Work to complete -
Pictures do not belong in the copy, so please give every entry below again exactly.

:: Records for this exercise ::

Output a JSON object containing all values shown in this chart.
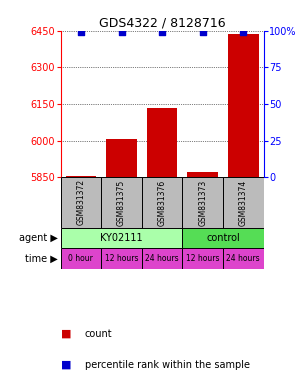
{
  "title": "GDS4322 / 8128716",
  "samples": [
    "GSM831372",
    "GSM831375",
    "GSM831376",
    "GSM831373",
    "GSM831374"
  ],
  "counts": [
    5853,
    6007,
    6133,
    5870,
    6437
  ],
  "percentiles": [
    99,
    99,
    99,
    99,
    99
  ],
  "ylim_left": [
    5850,
    6450
  ],
  "ylim_right": [
    0,
    100
  ],
  "yticks_left": [
    5850,
    6000,
    6150,
    6300,
    6450
  ],
  "yticks_right": [
    0,
    25,
    50,
    75,
    100
  ],
  "bar_color": "#cc0000",
  "dot_color": "#0000cc",
  "agent_labels": [
    {
      "label": "KY02111",
      "start": 0,
      "end": 3,
      "color": "#aaffaa"
    },
    {
      "label": "control",
      "start": 3,
      "end": 5,
      "color": "#55dd55"
    }
  ],
  "time_labels": [
    "0 hour",
    "12 hours",
    "24 hours",
    "12 hours",
    "24 hours"
  ],
  "time_color": "#dd44cc",
  "sample_bg_color": "#bbbbbb",
  "legend_count_color": "#cc0000",
  "legend_pct_color": "#0000cc"
}
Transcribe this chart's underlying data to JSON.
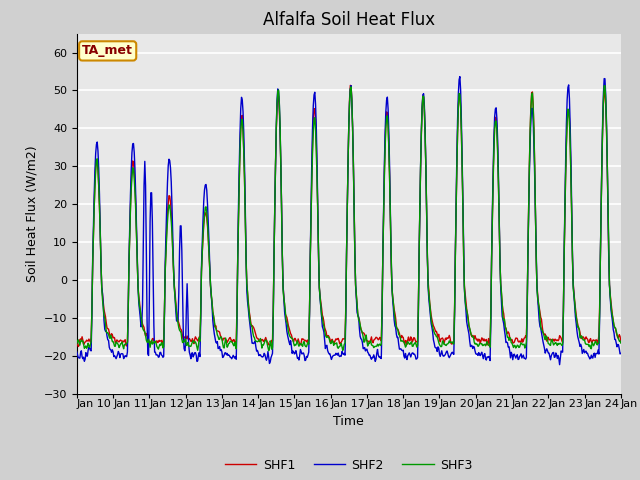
{
  "title": "Alfalfa Soil Heat Flux",
  "xlabel": "Time",
  "ylabel": "Soil Heat Flux (W/m2)",
  "ylim": [
    -30,
    65
  ],
  "yticks": [
    -30,
    -20,
    -10,
    0,
    10,
    20,
    30,
    40,
    50,
    60
  ],
  "shf1_color": "#cc0000",
  "shf2_color": "#0000cc",
  "shf3_color": "#009900",
  "annotation_text": "TA_met",
  "annotation_bg": "#ffffcc",
  "annotation_border": "#cc8800",
  "legend_labels": [
    "SHF1",
    "SHF2",
    "SHF3"
  ],
  "fig_bg_color": "#d0d0d0",
  "plot_bg_color": "#e8e8e8",
  "grid_color": "#ffffff",
  "title_fontsize": 12,
  "axis_fontsize": 9,
  "tick_fontsize": 8,
  "linewidth": 1.0
}
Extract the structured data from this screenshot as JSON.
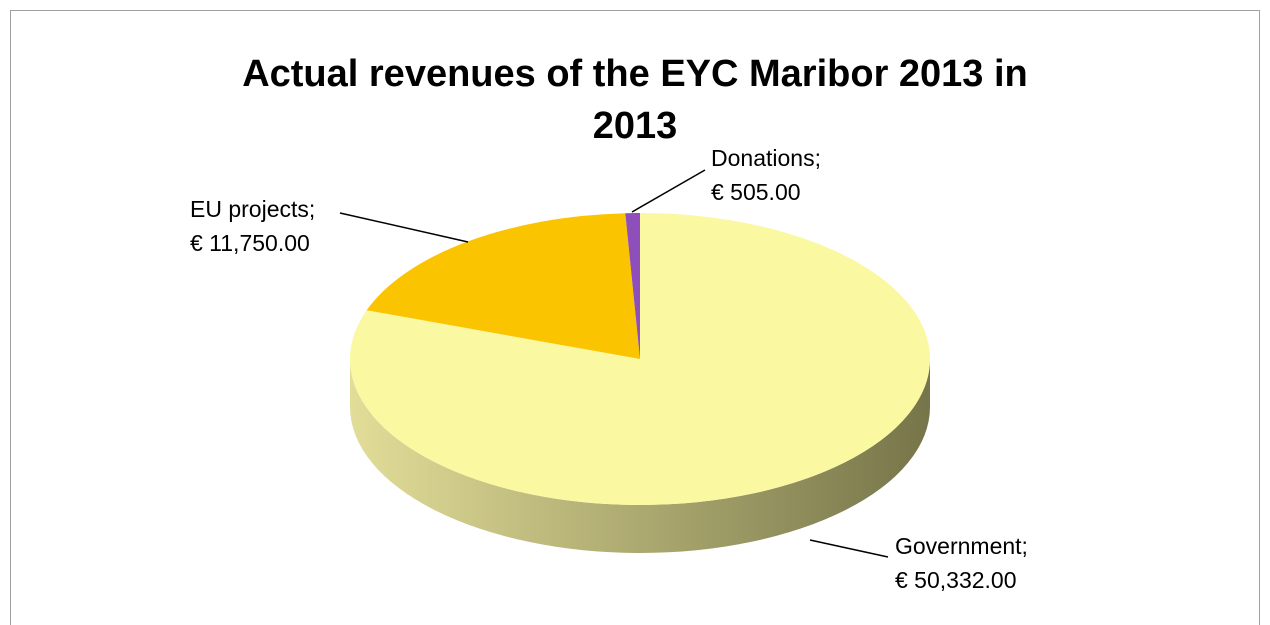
{
  "chart_data": {
    "type": "pie",
    "title": "Actual revenues of the EYC Maribor 2013 in 2013",
    "categories": [
      "Government;",
      "EU projects;",
      "Donations;"
    ],
    "values": [
      50332,
      11750,
      505
    ],
    "value_labels": [
      "€ 50,332.00",
      "€ 11,750.00",
      "€ 505.00"
    ],
    "colors": [
      "#faf8a0",
      "#fbc400",
      "#8e4fba"
    ],
    "side_colors": [
      [
        "#e2dd98",
        "#767549"
      ],
      [
        "#b89000",
        "#8a6c00"
      ],
      [
        "#6a3a8a",
        "#55306f"
      ]
    ]
  }
}
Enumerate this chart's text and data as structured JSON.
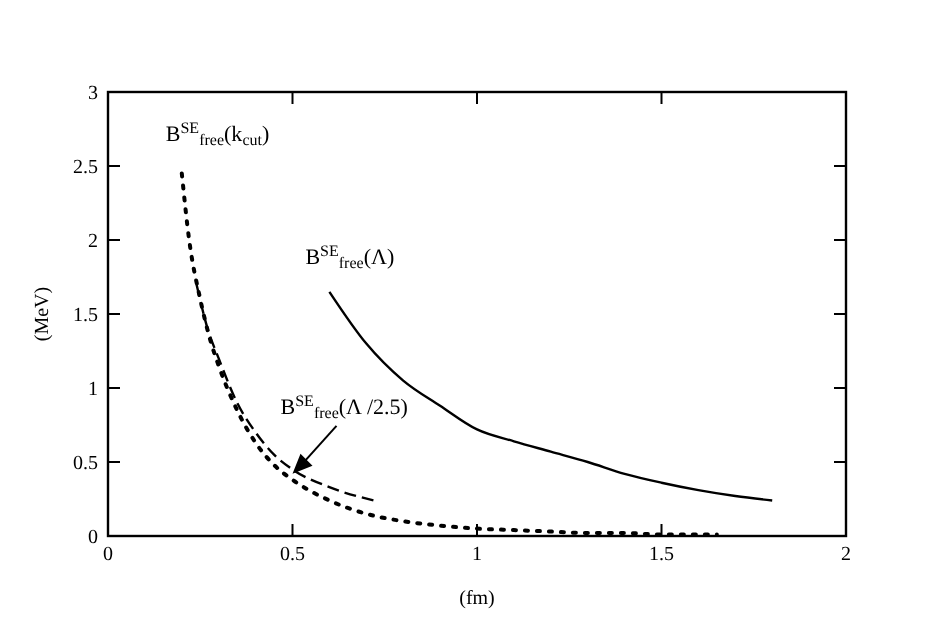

:::

Solution for this problem -
Output a JSON object containing all values shown in this chart.
{
  "title": "GDS4322 / 8128716",
  "samples": [
    "GSM831372",
    "GSM831375",
    "GSM831376",
    "GSM831373",
    "GSM831374"
  ],
  "counts": [
    5853,
    6007,
    6133,
    5870,
    6437
  ],
  "percentiles": [
    99,
    99,
    99,
    99,
    99
  ],
  "ylim_left": [
    5850,
    6450
  ],
  "ylim_right": [
    0,
    100
  ],
  "yticks_left": [
    5850,
    6000,
    6150,
    6300,
    6450
  ],
  "yticks_right": [
    0,
    25,
    50,
    75,
    100
  ],
  "bar_color": "#cc0000",
  "dot_color": "#0000cc",
  "agent_labels": [
    {
      "label": "KY02111",
      "start": 0,
      "end": 3,
      "color": "#aaffaa"
    },
    {
      "label": "control",
      "start": 3,
      "end": 5,
      "color": "#55dd55"
    }
  ],
  "time_labels": [
    "0 hour",
    "12 hours",
    "24 hours",
    "12 hours",
    "24 hours"
  ],
  "time_color": "#dd44cc",
  "sample_bg_color": "#bbbbbb",
  "legend_count_color": "#cc0000",
  "legend_pct_color": "#0000cc"
}
Transcribe this chart's underlying data to JSON.
{
  "title": "Alfalfa Soil Heat Flux",
  "xlabel": "Time",
  "ylabel": "Soil Heat Flux (W/m2)",
  "ylim": [
    -30,
    65
  ],
  "yticks": [
    -30,
    -20,
    -10,
    0,
    10,
    20,
    30,
    40,
    50,
    60
  ],
  "shf1_color": "#cc0000",
  "shf2_color": "#0000cc",
  "shf3_color": "#009900",
  "annotation_text": "TA_met",
  "annotation_bg": "#ffffcc",
  "annotation_border": "#cc8800",
  "legend_labels": [
    "SHF1",
    "SHF2",
    "SHF3"
  ],
  "fig_bg_color": "#d0d0d0",
  "plot_bg_color": "#e8e8e8",
  "grid_color": "#ffffff",
  "title_fontsize": 12,
  "axis_fontsize": 9,
  "tick_fontsize": 8,
  "linewidth": 1.0
}
Extract the structured data from this screenshot as JSON.
{
  "chart_data": {
    "type": "pie",
    "title": "Actual revenues of the EYC Maribor 2013 in 2013",
    "categories": [
      "Government;",
      "EU projects;",
      "Donations;"
    ],
    "values": [
      50332,
      11750,
      505
    ],
    "value_labels": [
      "€ 50,332.00",
      "€ 11,750.00",
      "€ 505.00"
    ],
    "colors": [
      "#faf8a0",
      "#fbc400",
      "#8e4fba"
    ],
    "side_colors": [
      [
        "#e2dd98",
        "#767549"
      ],
      [
        "#b89000",
        "#8a6c00"
      ],
      [
        "#6a3a8a",
        "#55306f"
      ]
    ]
  }
}
Enumerate this chart's text and data as structured JSON.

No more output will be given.